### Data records

begin

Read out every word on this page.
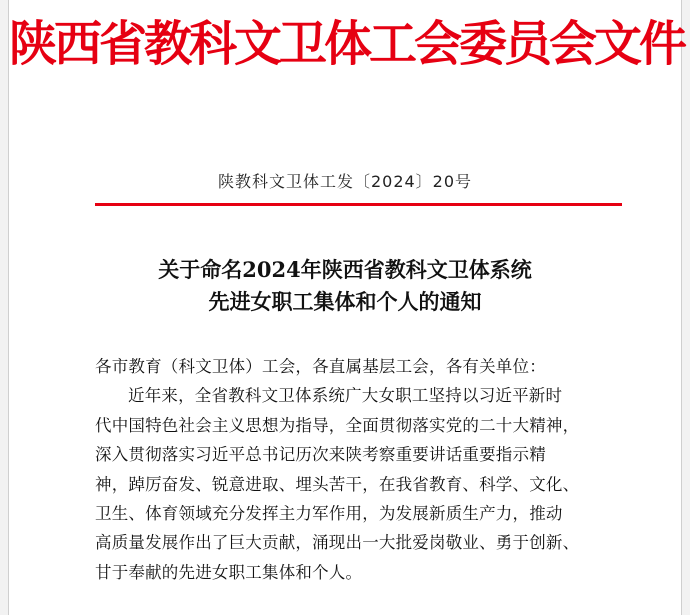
陕西省教科文卫体工会委员会文件
陕教科文卫体工发〔2024〕20号
关于命名2024年陕西省教科文卫体系统
先进女职工集体和个人的通知
各市教育（科文卫体）工会，各直属基层工会，各有关单位：
近年来，全省教科文卫体系统广大女职工坚持以习近平新时
代中国特色社会主义思想为指导，全面贯彻落实党的二十大精神，
深入贯彻落实习近平总书记历次来陕考察重要讲话重要指示精
神，踔厉奋发、锐意进取、埋头苦干，在我省教育、科学、文化、
卫生、体育领域充分发挥主力军作用，为发展新质生产力，推动
高质量发展作出了巨大贡献，涌现出一大批爱岗敬业、勇于创新、
甘于奉献的先进女职工集体和个人。
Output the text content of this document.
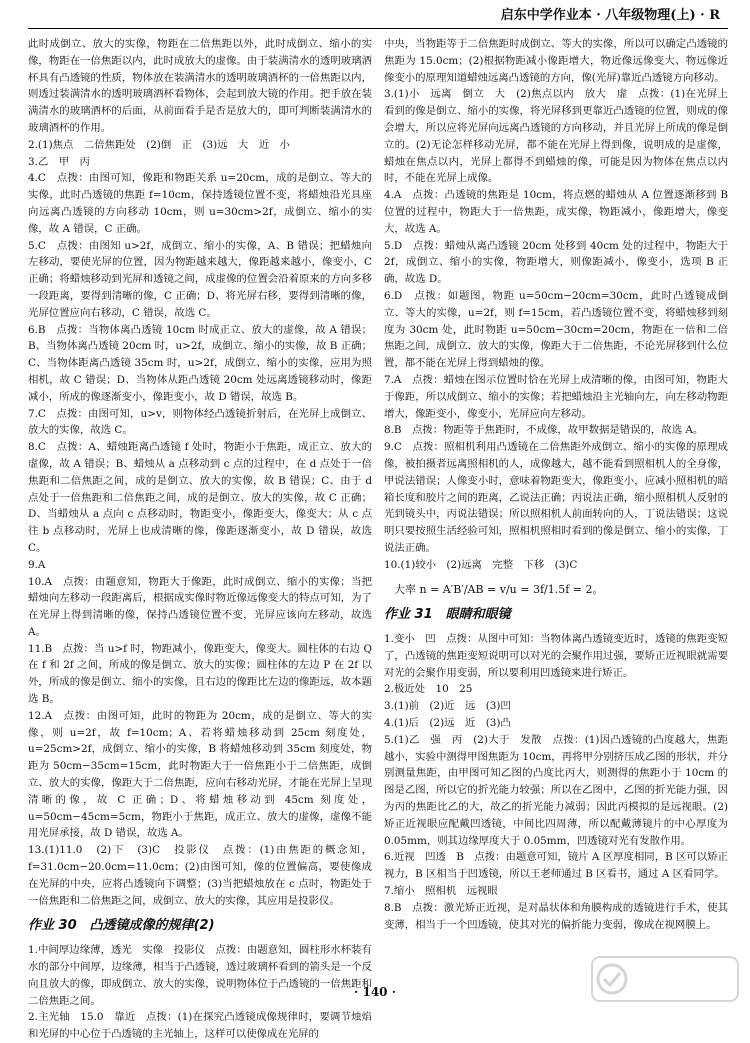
启东中学作业本 · 八年级物理(上) · R

此时成倒立、放大的实像，物距在二倍焦距以外，此时成倒立、缩小的实像，物距在一倍焦距以内，此时成放大的虚像。由于装满清水的透明玻璃酒杯具有凸透镜的性质，物体放在装满清水的透明玻璃酒杯的一倍焦距以内，则透过装满清水的透明玻璃酒杯看物体，会起到放大镜的作用。把手放在装满清水的玻璃酒杯的后面，从前面看手是否是放大的，即可判断装满清水的玻璃酒杯的作用。

2.(1)焦点　二倍焦距处　(2)倒　正　(3)远　大　近　小

3.乙　甲　丙

4.C　点拨：由图可知，像距和物距关系 u=20cm，成的是倒立、等大的实像，此时凸透镜的焦距 f=10cm，保持透镜位置不变，将蜡烛沿光具座向远离凸透镜的方向移动 10cm，则 u=30cm>2f，成倒立、缩小的实像，故 A 错误，C 正确。

5.C　点拨：由图知 u>2f，成倒立、缩小的实像，A、B 错误；把蜡烛向左移动，要使光屏的位置，因为物距越来越大，像距越来越小，像变小，C 正确；将蜡烛移动到光屏和透镜之间，成虚像的位置会沿着原来的方向多移一段距离，要得到清晰的像，C 正确；D、将光屏右移，要得到清晰的像，光屏位置应向右移动，C 错误，故选 C。

6.B　点拨：当物体离凸透镜 10cm 时成正立、放大的虚像，故 A 错误；B、当物体离凸透镜 20cm 时，u>2f，成倒立、缩小的实像，故 B 正确；C、当物体距离凸透镜 35cm 时，u>2f，成倒立、缩小的实像，应用为照相机，故 C 错误；D、当物体从距凸透镜 20cm 处远离透镜移动时，像距减小，所成的像逐渐变小，像距变小，故 D 错误，故选 B。

7.C　点拨：由图可知，u>v，则物体经凸透镜折射后，在光屏上成倒立、放大的实像，故选 C。

8.C　点拨：A、蜡烛距离凸透镜 f 处时，物距小于焦距，成正立、放大的虚像，故 A 错误；B、蜡烛从 a 点移动到 c 点的过程中，在 d 点处于一倍焦距和二倍焦距之间，成的是倒立、放大的实像，故 B 错误；C、由于 d 点处于一倍焦距和二倍焦距之间，成的是倒立、放大的实像，故 C 正确；D、当蜡烛从 a 点向 c 点移动时，物距变小，像距变大，像变大；从 c 点往 b 点移动时，光屏上也成清晰的像，像距逐渐变小，故 D 错误，故选 C。

9.A

10.A　点拨：由题意知，物距大于像距，此时成倒立、缩小的实像；当把蜡烛向左移动一段距离后，根据成实像时物近像远像变大的特点可知，为了在光屏上得到清晰的像，保持凸透镜位置不变，光屏应该向左移动，故选 A。

11.B　点拨：当 u>f 时，物距减小，像距变大，像变大。圆柱体的右边 Q 在 f 和 2f 之间，所成的像是倒立、放大的实像；圆柱体的左边 P 在 2f 以外，所成的像是倒立、缩小的实像，且右边的像距比左边的像距远，故本题选 B。

12.A　点拨：由图可知，此时的物距为 20cm，成的是倒立、等大的实像，则 u=2f，故 f=10cm；A、若将蜡烛移动到 25cm 刻度处，u=25cm>2f，成倒立、缩小的实像，B 将蜡烛移动到 35cm 刻度处，物距为 50cm−35cm=15cm，此时物距大于一倍焦距小于二倍焦距，成倒立、放大的实像，像距大于二倍焦距，应向右移动光屏，才能在光屏上呈现清晰的像，故 C 正确；D、将蜡烛移动到 45cm 刻度处，u=50cm−45cm=5cm，物距小于焦距，成正立、放大的虚像，虚像不能用光屏承接，故 D 错误，故选 A。

13.(1)11.0　(2)下　(3)C　投影仪　点拨：(1)由焦距的概念知，f=31.0cm−20.0cm=11.0cm；(2)由图可知，像的位置偏高，要使像成在光屏的中央，应将凸透镜向下调整；(3)当把蜡烛放在 c 点时，物距处于一倍焦距和二倍焦距之间，成倒立、放大的实像，其应用是投影仪。

作业 30　凸透镜成像的规律(2)

1.中间厚边缘薄，透光　实像　投影仪　点拨：由题意知，圆柱形水杯装有水的部分中间厚，边缘薄，相当于凸透镜，透过玻璃杯看到的箭头是一个反向且放大的像，即成倒立、放大的实像，说明物体位于凸透镜的一倍焦距和二倍焦距之间。

2.主光轴　15.0　靠近　点拨：(1)在探究凸透镜成像规律时，要调节烛焰和光屏的中心位于凸透镜的主光轴上，这样可以使像成在光屏的

中央，当物距等于二倍焦距时成倒立、等大的实像，所以可以确定凸透镜的焦距为 15.0cm；(2)根据物距减小像距增大，物近像远像变大、物远像近像变小的原理知道蜡烛远离凸透镜的方向，像(光屏)靠近凸透镜方向移动。

3.(1)小　远离　倒立　大　(2)焦点以内　放大　虚　点拨：(1)在光屏上看到的像是倒立、缩小的实像，将光屏移到更靠近凸透镜的位置，则成的像会增大，所以应将光屏向远离凸透镜的方向移动，并且光屏上所成的像是倒立的。(2)无论怎样移动光屏，都不能在光屏上得到像，说明成的是虚像，蜡烛在焦点以内，光屏上都得不到蜡烛的像，可能是因为物体在焦点以内时，不能在光屏上成像。

4.A　点拨：凸透镜的焦距是 10cm，将点燃的蜡烛从 A 位置逐渐移到 B 位置的过程中，物距大于一倍焦距，成实像，物距减小，像距增大，像变大，故选 A。

5.D　点拨：蜡烛从离凸透镜 20cm 处移到 40cm 处的过程中，物距大于 2f，成倒立、缩小的实像，物距增大，则像距减小，像变小，选项 B 正确，故选 D。

6.D　点拨：如题图，物距 u=50cm−20cm=30cm，此时凸透镜成倒立、等大的实像，u=2f，则 f=15cm，若凸透镜位置不变，将蜡烛移到刻度为 30cm 处，此时物距 u=50cm−30cm=20cm，物距在一倍和二倍焦距之间，成倒立、放大的实像，像距大于二倍焦距，不论光屏移到什么位置，都不能在光屏上得到蜡烛的像。

7.A　点拨：蜡烛在图示位置时恰在光屏上成清晰的像，由图可知，物距大于像距，所以成倒立、缩小的实像；若把蜡烛沿主光轴向左，向左移动物距增大，像距变小，像变小，光屏应向左移动。

8.B　点拨：物距等于焦距时，不成像，故甲数据是错误的，故选 A。

9.C　点拨：照相机利用凸透镜在二倍焦距外成倒立、缩小的实像的原理成像，被拍摄者远离照相机的人，成像越大，越不能看到照相机人的全身像，甲说法错误；人像变小时，意味着物距变大，像距变小，应减小照相机的暗箱长度和胶片之间的距离，乙说法正确；丙说法正确，缩小照相机人反射的光到镜头中，丙说法错误；所以照相机人前面转向的人，丁说法错误；这说明只要按照生活经验可知，照相机照相时看到的像是倒立、缩小的实像，丁说法正确。

10.(1)较小　(2)远离　完整　下移　(3)C

大率 n = A′B′/AB = v/u = 3f/1.5f = 2。
作业 31　眼睛和眼镜

1.变小　凹　点拨：从图中可知：当物体离凸透镜变近时，透镜的焦距变短了，凸透镜的焦距变短说明可以对光的会聚作用过强，要矫正近视眼就需要对光的会聚作用变弱，所以要利用凹透镜来进行矫正。

2.极近处　10　25

3.(1)前　(2)近　远　(3)凹

4.(1)后　(2)远　近　(3)凸

5.(1)乙　强　丙　(2)大于　发散　点拨：(1)因凸透镜的凸度越大，焦距越小，实验中测得甲图焦距为 10cm，再将甲分别挤压成乙图的形状，并分别测量焦距，由甲图可知乙图的凸度比丙大，则测得的焦距小于 10cm 的图是乙图，所以它的折光能力较强；所以在乙图中，乙图的折光能力强，因为丙的焦距比乙的大，故乙的折光能力减弱；因此丙模拟的是远视眼。(2)矫正近视眼应配戴凹透镜，中间比四周薄，所以配戴薄镜片的中心厚度为 0.05mm，则其边缘厚度大于 0.05mm，凹透镜对光有发散作用。

6.近视　凹透　B　点拨：由题意可知，镜片 A 区厚度相同，B 区可以矫正视力，B 区相当于凹透镜，所以王老师通过 B 区看书，通过 A 区看同学。

7.缩小　照相机　远视眼

8.B　点拨：激光矫正近视，是对晶状体和角膜构成的透镜进行手术，使其变薄，相当于一个凹透镜，使其对光的偏折能力变弱，像成在视网膜上。

· 140 ·
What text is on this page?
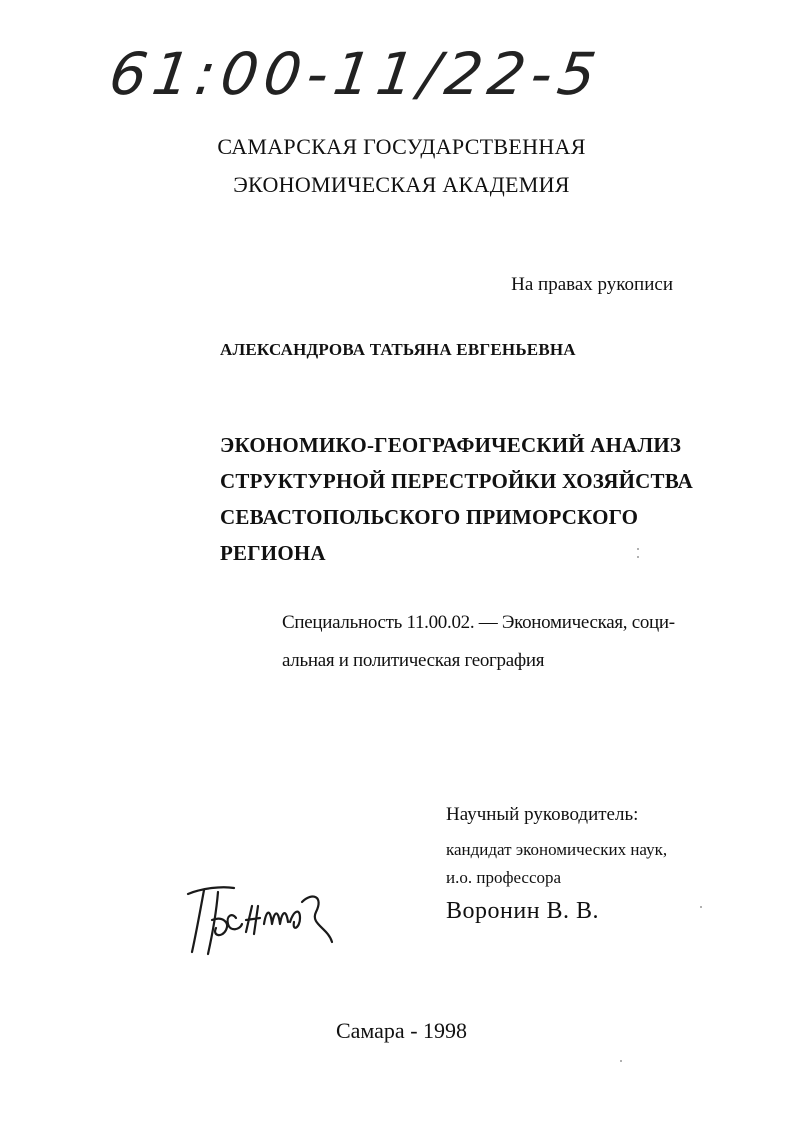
61:00-11/22-5
САМАРСКАЯ ГОСУДАРСТВЕННАЯ
ЭКОНОМИЧЕСКАЯ АКАДЕМИЯ
На правах рукописи
АЛЕКСАНДРОВА ТАТЬЯНА ЕВГЕНЬЕВНА
ЭКОНОМИКО-ГЕОГРАФИЧЕСКИЙ АНАЛИЗ
СТРУКТУРНОЙ ПЕРЕСТРОЙКИ ХОЗЯЙСТВА
СЕВАСТОПОЛЬСКОГО ПРИМОРСКОГО
РЕГИОНА
Специальность 11.00.02. — Экономическая, соци-
альная и политическая география
Научный руководитель:
кандидат экономических наук,
и.о. профессора
Воронин В. В.
Самара - 1998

end

### Written problem
Give the number of lines in the records above that contain the word "像距大于二倍焦距". Reply with that number alone.

### Solution to this problem
2